= Job =
Extract the data exactly, missing nothing.

◇ ◇ ◇ ◇ ◇ ◇ ◇

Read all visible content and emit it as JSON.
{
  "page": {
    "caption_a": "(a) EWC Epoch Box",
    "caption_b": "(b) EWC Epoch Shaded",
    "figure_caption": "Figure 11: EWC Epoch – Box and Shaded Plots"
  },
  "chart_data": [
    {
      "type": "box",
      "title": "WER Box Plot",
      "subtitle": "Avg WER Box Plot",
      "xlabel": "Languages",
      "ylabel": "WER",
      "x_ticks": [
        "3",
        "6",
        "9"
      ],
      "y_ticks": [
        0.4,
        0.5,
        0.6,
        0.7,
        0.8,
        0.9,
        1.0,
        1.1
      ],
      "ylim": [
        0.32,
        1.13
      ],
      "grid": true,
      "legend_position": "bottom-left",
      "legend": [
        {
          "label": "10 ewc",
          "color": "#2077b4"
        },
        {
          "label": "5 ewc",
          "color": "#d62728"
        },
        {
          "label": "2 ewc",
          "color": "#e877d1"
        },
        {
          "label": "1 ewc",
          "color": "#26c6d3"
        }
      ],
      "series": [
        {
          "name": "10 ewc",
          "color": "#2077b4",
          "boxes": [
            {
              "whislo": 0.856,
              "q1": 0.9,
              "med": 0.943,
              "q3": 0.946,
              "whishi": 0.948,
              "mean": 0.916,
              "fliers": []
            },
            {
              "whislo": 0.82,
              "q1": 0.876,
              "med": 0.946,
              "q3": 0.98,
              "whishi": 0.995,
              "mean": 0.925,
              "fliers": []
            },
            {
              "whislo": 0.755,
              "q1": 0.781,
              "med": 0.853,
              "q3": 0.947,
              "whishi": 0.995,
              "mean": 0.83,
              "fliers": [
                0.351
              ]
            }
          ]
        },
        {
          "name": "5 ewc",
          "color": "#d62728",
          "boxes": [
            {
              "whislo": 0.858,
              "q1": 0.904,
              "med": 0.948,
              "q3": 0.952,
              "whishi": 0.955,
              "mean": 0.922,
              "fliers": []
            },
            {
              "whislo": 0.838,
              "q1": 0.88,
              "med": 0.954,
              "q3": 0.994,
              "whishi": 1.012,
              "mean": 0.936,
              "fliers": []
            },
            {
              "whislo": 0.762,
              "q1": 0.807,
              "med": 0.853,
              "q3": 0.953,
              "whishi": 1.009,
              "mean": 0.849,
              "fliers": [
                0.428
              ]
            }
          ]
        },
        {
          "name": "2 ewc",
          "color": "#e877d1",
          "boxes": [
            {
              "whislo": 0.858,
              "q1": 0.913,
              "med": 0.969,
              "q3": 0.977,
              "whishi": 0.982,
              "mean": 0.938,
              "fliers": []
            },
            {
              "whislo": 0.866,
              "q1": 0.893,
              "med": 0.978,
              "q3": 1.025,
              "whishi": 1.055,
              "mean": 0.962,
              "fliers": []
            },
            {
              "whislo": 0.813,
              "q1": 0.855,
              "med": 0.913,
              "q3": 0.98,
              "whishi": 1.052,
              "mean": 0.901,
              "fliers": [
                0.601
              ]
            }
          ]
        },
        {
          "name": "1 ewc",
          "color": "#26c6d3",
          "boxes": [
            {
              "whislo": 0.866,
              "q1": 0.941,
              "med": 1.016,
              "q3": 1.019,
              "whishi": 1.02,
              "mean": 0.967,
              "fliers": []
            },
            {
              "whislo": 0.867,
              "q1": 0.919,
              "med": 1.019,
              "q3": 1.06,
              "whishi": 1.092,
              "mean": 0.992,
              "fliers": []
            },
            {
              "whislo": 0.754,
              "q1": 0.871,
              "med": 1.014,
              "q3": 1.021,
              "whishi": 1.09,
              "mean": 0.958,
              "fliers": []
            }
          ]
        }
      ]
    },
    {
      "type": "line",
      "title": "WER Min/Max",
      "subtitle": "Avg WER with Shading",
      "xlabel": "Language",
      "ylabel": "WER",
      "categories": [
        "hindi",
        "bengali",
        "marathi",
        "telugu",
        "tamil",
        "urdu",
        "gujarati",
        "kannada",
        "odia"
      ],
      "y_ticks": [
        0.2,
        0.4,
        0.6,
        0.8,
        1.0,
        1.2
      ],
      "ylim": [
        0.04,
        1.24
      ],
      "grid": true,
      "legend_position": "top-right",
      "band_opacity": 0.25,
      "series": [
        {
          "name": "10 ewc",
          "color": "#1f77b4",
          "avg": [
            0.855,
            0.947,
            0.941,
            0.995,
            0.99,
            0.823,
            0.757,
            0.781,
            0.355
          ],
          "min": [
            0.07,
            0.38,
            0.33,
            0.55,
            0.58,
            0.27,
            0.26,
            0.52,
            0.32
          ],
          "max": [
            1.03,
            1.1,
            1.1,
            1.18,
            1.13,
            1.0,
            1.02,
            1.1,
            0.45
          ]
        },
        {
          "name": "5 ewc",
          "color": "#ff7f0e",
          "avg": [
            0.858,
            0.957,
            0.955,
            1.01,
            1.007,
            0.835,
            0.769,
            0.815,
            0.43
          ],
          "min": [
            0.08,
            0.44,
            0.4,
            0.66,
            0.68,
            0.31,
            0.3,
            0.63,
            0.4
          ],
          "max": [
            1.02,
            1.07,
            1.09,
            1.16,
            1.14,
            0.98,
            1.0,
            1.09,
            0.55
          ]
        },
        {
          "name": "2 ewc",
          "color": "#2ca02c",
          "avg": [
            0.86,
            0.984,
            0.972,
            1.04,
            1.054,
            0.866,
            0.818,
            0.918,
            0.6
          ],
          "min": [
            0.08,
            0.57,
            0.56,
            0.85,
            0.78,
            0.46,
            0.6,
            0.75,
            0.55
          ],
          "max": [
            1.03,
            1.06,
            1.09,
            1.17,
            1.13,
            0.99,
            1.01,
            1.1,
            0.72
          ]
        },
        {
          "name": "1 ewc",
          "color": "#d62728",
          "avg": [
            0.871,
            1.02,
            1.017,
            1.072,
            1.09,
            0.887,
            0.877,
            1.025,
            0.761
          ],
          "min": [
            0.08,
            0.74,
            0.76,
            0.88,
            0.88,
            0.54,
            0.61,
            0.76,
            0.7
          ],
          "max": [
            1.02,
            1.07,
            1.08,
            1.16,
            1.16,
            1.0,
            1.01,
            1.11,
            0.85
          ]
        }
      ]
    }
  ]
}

◇ ◇ ◇ ◇ ◇ ◇ ◇

= Answer =
Read all visible content and emit it as JSON.
{
  "page": {
    "caption_a": "(a) EWC Epoch Box",
    "caption_b": "(b) EWC Epoch Shaded",
    "figure_caption": "Figure 11: EWC Epoch – Box and Shaded Plots"
  },
  "chart_data": [
    {
      "type": "box",
      "title": "WER Box Plot",
      "subtitle": "Avg WER Box Plot",
      "xlabel": "Languages",
      "ylabel": "WER",
      "x_ticks": [
        "3",
        "6",
        "9"
      ],
      "y_ticks": [
        0.4,
        0.5,
        0.6,
        0.7,
        0.8,
        0.9,
        1.0,
        1.1
      ],
      "ylim": [
        0.32,
        1.13
      ],
      "grid": true,
      "legend_position": "bottom-left",
      "legend": [
        {
          "label": "10 ewc",
          "color": "#2077b4"
        },
        {
          "label": "5 ewc",
          "color": "#d62728"
        },
        {
          "label": "2 ewc",
          "color": "#e877d1"
        },
        {
          "label": "1 ewc",
          "color": "#26c6d3"
        }
      ],
      "series": [
        {
          "name": "10 ewc",
          "color": "#2077b4",
          "boxes": [
            {
              "whislo": 0.856,
              "q1": 0.9,
              "med": 0.943,
              "q3": 0.946,
              "whishi": 0.948,
              "mean": 0.916,
              "fliers": []
            },
            {
              "whislo": 0.82,
              "q1": 0.876,
              "med": 0.946,
              "q3": 0.98,
              "whishi": 0.995,
              "mean": 0.925,
              "fliers": []
            },
            {
              "whislo": 0.755,
              "q1": 0.781,
              "med": 0.853,
              "q3": 0.947,
              "whishi": 0.995,
              "mean": 0.83,
              "fliers": [
                0.351
              ]
            }
          ]
        },
        {
          "name": "5 ewc",
          "color": "#d62728",
          "boxes": [
            {
              "whislo": 0.858,
              "q1": 0.904,
              "med": 0.948,
              "q3": 0.952,
              "whishi": 0.955,
              "mean": 0.922,
              "fliers": []
            },
            {
              "whislo": 0.838,
              "q1": 0.88,
              "med": 0.954,
              "q3": 0.994,
              "whishi": 1.012,
              "mean": 0.936,
              "fliers": []
            },
            {
              "whislo": 0.762,
              "q1": 0.807,
              "med": 0.853,
              "q3": 0.953,
              "whishi": 1.009,
              "mean": 0.849,
              "fliers": [
                0.428
              ]
            }
          ]
        },
        {
          "name": "2 ewc",
          "color": "#e877d1",
          "boxes": [
            {
              "whislo": 0.858,
              "q1": 0.913,
              "med": 0.969,
              "q3": 0.977,
              "whishi": 0.982,
              "mean": 0.938,
              "fliers": []
            },
            {
              "whislo": 0.866,
              "q1": 0.893,
              "med": 0.978,
              "q3": 1.025,
              "whishi": 1.055,
              "mean": 0.962,
              "fliers": []
            },
            {
              "whislo": 0.813,
              "q1": 0.855,
              "med": 0.913,
              "q3": 0.98,
              "whishi": 1.052,
              "mean": 0.901,
              "fliers": [
                0.601
              ]
            }
          ]
        },
        {
          "name": "1 ewc",
          "color": "#26c6d3",
          "boxes": [
            {
              "whislo": 0.866,
              "q1": 0.941,
              "med": 1.016,
              "q3": 1.019,
              "whishi": 1.02,
              "mean": 0.967,
              "fliers": []
            },
            {
              "whislo": 0.867,
              "q1": 0.919,
              "med": 1.019,
              "q3": 1.06,
              "whishi": 1.092,
              "mean": 0.992,
              "fliers": []
            },
            {
              "whislo": 0.754,
              "q1": 0.871,
              "med": 1.014,
              "q3": 1.021,
              "whishi": 1.09,
              "mean": 0.958,
              "fliers": []
            }
          ]
        }
      ]
    },
    {
      "type": "line",
      "title": "WER Min/Max",
      "subtitle": "Avg WER with Shading",
      "xlabel": "Language",
      "ylabel": "WER",
      "categories": [
        "hindi",
        "bengali",
        "marathi",
        "telugu",
        "tamil",
        "urdu",
        "gujarati",
        "kannada",
        "odia"
      ],
      "y_ticks": [
        0.2,
        0.4,
        0.6,
        0.8,
        1.0,
        1.2
      ],
      "ylim": [
        0.04,
        1.24
      ],
      "grid": true,
      "legend_position": "top-right",
      "band_opacity": 0.25,
      "series": [
        {
          "name": "10 ewc",
          "color": "#1f77b4",
          "avg": [
            0.855,
            0.947,
            0.941,
            0.995,
            0.99,
            0.823,
            0.757,
            0.781,
            0.355
          ],
          "min": [
            0.07,
            0.38,
            0.33,
            0.55,
            0.58,
            0.27,
            0.26,
            0.52,
            0.32
          ],
          "max": [
            1.03,
            1.1,
            1.1,
            1.18,
            1.13,
            1.0,
            1.02,
            1.1,
            0.45
          ]
        },
        {
          "name": "5 ewc",
          "color": "#ff7f0e",
          "avg": [
            0.858,
            0.957,
            0.955,
            1.01,
            1.007,
            0.835,
            0.769,
            0.815,
            0.43
          ],
          "min": [
            0.08,
            0.44,
            0.4,
            0.66,
            0.68,
            0.31,
            0.3,
            0.63,
            0.4
          ],
          "max": [
            1.02,
            1.07,
            1.09,
            1.16,
            1.14,
            0.98,
            1.0,
            1.09,
            0.55
          ]
        },
        {
          "name": "2 ewc",
          "color": "#2ca02c",
          "avg": [
            0.86,
            0.984,
            0.972,
            1.04,
            1.054,
            0.866,
            0.818,
            0.918,
            0.6
          ],
          "min": [
            0.08,
            0.57,
            0.56,
            0.85,
            0.78,
            0.46,
            0.6,
            0.75,
            0.55
          ],
          "max": [
            1.03,
            1.06,
            1.09,
            1.17,
            1.13,
            0.99,
            1.01,
            1.1,
            0.72
          ]
        },
        {
          "name": "1 ewc",
          "color": "#d62728",
          "avg": [
            0.871,
            1.02,
            1.017,
            1.072,
            1.09,
            0.887,
            0.877,
            1.025,
            0.761
          ],
          "min": [
            0.08,
            0.74,
            0.76,
            0.88,
            0.88,
            0.54,
            0.61,
            0.76,
            0.7
          ],
          "max": [
            1.02,
            1.07,
            1.08,
            1.16,
            1.16,
            1.0,
            1.01,
            1.11,
            0.85
          ]
        }
      ]
    }
  ]
}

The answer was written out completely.